- _The problem_
Give the number of lines below that contain the word "screenshot", and nothing else.

[Dataset excerpts]
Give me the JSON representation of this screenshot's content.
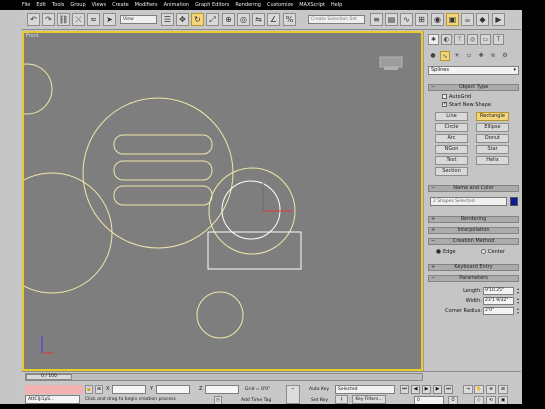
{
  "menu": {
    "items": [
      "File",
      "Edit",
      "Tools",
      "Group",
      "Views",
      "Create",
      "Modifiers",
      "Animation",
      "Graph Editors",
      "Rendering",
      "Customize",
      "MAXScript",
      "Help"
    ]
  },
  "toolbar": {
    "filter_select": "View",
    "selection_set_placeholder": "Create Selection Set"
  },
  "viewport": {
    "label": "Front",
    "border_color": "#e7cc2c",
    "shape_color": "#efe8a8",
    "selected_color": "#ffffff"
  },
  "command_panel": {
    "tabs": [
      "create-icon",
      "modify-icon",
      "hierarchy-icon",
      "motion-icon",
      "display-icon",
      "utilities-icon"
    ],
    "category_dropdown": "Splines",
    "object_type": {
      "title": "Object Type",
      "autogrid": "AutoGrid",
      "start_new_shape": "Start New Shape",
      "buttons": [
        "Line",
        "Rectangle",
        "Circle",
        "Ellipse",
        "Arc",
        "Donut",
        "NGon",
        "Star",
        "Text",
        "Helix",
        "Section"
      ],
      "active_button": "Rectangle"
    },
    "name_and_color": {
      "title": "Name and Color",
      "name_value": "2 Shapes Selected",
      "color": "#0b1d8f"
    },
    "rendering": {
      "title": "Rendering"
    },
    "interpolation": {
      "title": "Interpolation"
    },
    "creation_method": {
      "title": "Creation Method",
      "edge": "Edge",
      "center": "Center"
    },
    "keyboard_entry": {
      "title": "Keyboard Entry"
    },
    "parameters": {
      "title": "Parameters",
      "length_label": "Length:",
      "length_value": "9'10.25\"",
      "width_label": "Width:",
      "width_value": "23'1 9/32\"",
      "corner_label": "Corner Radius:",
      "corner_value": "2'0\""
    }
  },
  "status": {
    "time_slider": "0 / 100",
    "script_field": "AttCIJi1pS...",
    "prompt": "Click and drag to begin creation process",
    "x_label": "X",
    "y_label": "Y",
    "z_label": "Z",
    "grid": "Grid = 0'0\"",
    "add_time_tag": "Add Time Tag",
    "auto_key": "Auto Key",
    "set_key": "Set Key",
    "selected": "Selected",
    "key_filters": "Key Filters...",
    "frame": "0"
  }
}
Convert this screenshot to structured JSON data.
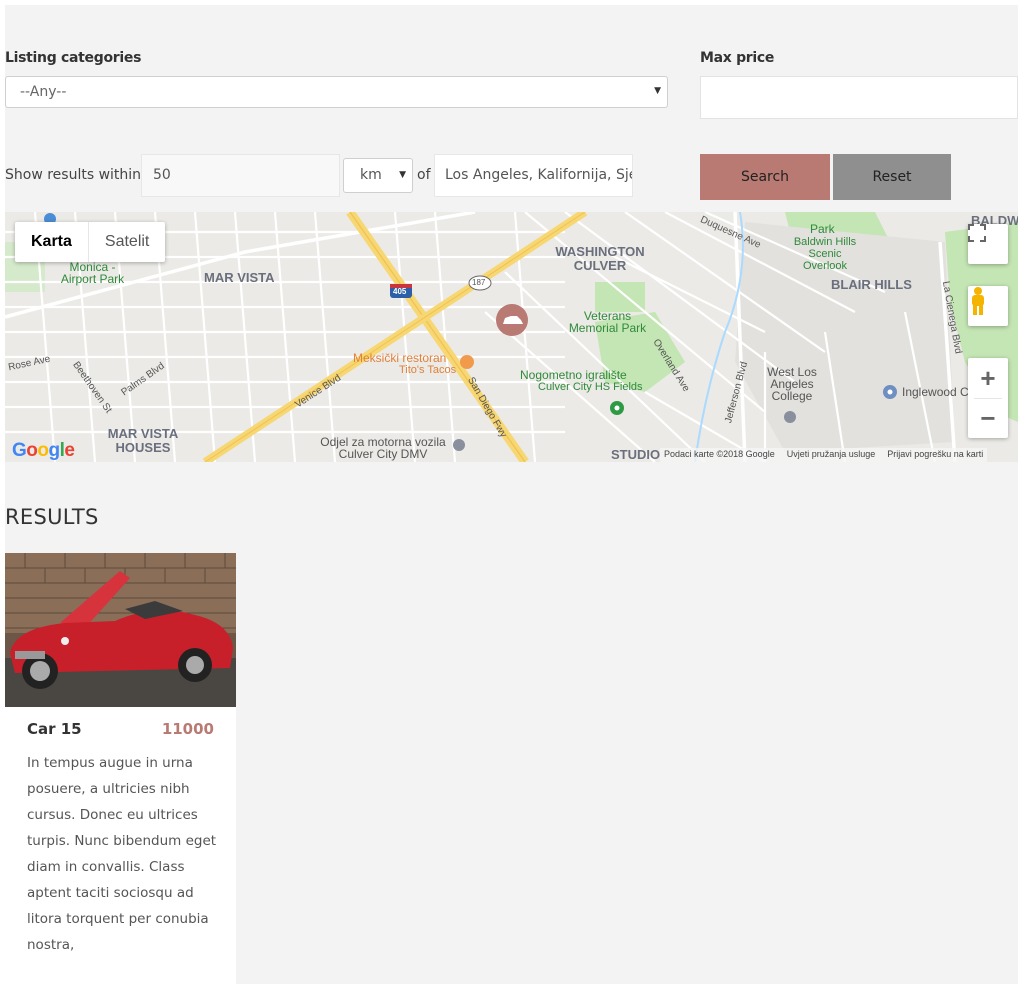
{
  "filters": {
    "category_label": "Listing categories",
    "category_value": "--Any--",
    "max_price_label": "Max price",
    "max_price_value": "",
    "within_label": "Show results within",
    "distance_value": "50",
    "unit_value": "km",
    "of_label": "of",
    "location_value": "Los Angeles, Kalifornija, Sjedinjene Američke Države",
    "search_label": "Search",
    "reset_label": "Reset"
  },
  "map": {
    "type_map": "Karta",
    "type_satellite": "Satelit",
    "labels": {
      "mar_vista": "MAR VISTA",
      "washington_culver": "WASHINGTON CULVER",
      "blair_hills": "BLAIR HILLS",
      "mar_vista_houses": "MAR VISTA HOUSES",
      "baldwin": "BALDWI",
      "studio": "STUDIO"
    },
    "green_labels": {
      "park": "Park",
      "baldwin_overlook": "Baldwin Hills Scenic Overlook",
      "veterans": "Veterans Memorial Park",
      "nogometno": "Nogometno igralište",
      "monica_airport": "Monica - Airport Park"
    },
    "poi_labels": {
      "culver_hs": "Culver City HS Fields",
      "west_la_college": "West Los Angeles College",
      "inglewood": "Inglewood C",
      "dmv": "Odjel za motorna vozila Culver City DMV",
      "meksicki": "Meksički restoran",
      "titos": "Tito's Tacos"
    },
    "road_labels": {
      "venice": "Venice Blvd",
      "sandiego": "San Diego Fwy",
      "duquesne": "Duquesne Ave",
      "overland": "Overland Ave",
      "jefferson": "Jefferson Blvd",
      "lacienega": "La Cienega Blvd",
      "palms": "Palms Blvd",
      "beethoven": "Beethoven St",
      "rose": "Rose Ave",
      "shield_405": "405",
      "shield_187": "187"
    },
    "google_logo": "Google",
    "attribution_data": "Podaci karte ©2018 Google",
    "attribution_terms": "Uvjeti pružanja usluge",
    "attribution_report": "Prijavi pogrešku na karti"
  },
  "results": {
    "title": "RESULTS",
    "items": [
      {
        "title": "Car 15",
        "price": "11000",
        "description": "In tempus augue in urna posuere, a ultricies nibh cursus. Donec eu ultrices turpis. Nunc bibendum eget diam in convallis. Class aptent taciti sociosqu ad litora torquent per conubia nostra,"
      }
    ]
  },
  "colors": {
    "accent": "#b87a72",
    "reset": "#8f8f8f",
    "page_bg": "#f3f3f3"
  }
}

---

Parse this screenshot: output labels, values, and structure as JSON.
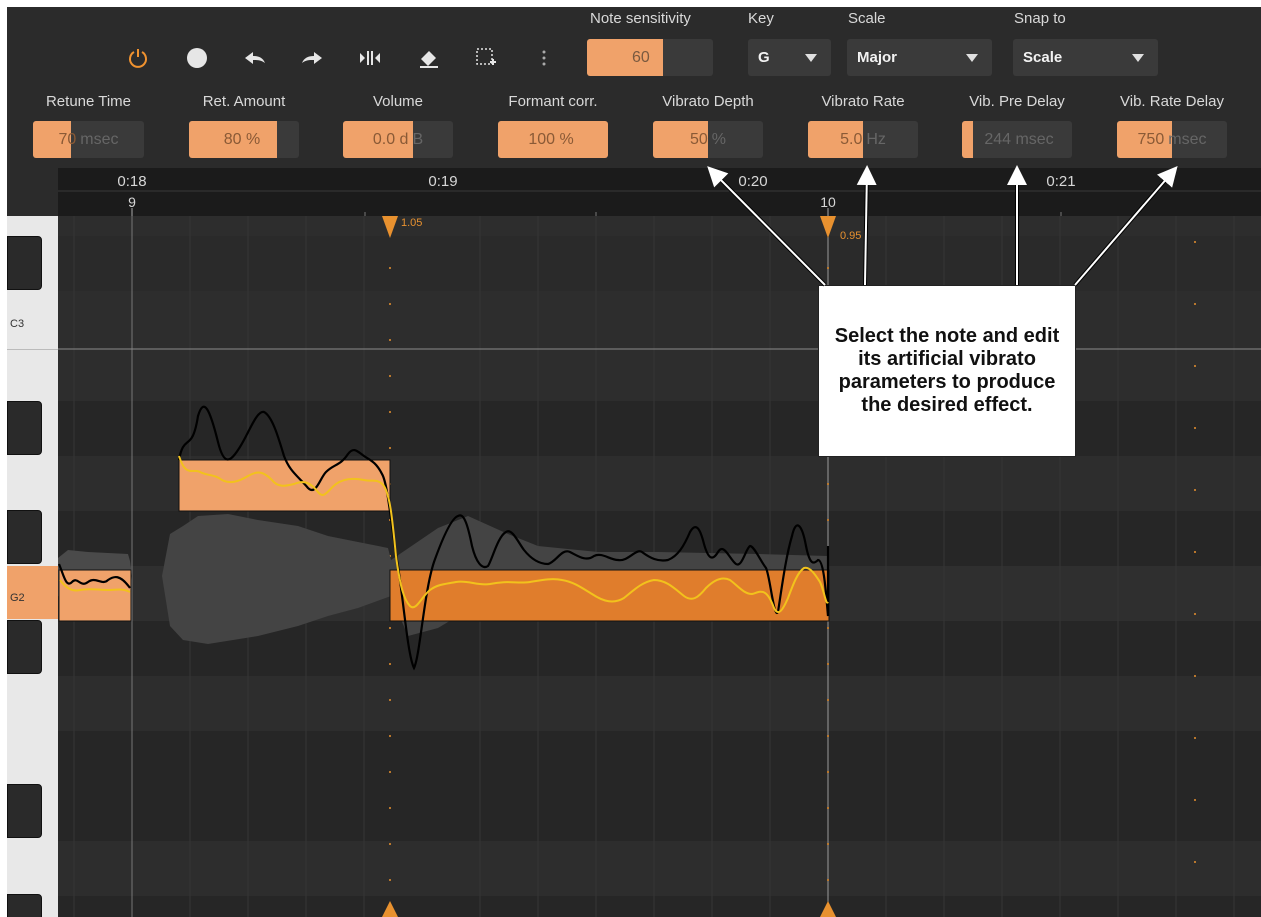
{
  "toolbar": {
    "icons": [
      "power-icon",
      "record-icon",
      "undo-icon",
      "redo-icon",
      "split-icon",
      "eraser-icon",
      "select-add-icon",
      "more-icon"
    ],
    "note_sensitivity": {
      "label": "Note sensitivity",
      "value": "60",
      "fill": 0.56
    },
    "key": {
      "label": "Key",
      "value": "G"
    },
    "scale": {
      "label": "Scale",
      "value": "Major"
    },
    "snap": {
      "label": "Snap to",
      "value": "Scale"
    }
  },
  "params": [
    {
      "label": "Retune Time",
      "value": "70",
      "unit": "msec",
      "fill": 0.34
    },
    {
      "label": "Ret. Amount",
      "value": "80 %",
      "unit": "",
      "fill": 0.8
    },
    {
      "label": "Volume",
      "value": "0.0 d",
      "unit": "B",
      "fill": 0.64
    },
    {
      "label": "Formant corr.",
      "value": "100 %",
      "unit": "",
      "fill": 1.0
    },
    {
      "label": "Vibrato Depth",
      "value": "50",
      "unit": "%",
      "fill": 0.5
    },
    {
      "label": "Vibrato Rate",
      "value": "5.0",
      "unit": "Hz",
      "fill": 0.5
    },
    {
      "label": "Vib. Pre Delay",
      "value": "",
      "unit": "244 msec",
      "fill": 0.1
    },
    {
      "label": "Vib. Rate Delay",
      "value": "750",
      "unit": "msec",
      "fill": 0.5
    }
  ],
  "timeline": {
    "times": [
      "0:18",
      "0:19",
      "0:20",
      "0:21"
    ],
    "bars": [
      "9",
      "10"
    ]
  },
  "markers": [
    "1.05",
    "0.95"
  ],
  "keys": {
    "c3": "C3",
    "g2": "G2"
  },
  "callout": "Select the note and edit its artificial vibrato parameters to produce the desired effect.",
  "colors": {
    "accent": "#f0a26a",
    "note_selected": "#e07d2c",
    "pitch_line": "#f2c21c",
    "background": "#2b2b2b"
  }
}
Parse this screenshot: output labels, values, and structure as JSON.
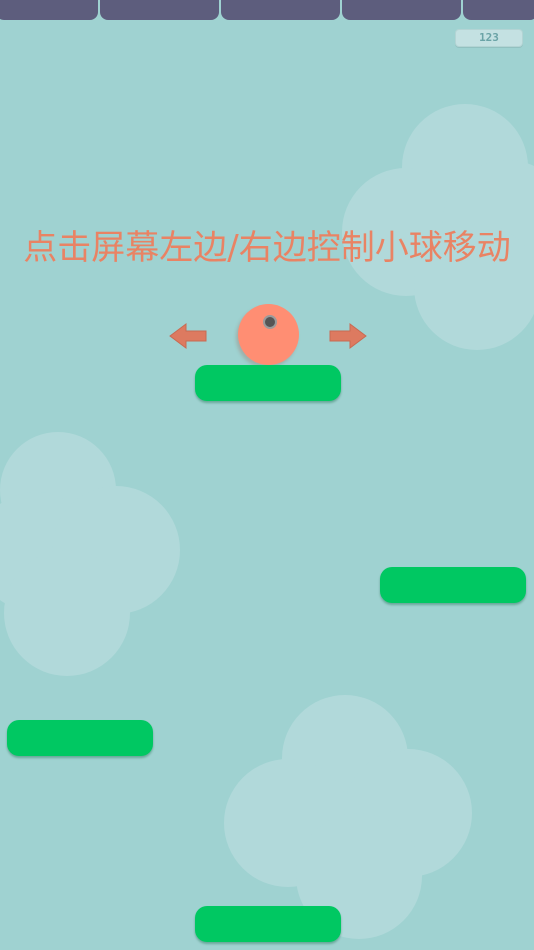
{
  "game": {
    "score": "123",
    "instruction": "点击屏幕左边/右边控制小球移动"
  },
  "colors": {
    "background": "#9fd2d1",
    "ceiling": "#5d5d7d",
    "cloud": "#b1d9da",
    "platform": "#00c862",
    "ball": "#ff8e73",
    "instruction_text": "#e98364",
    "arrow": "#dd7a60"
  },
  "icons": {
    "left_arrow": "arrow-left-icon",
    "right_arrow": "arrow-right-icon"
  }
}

- _Response to this task_
4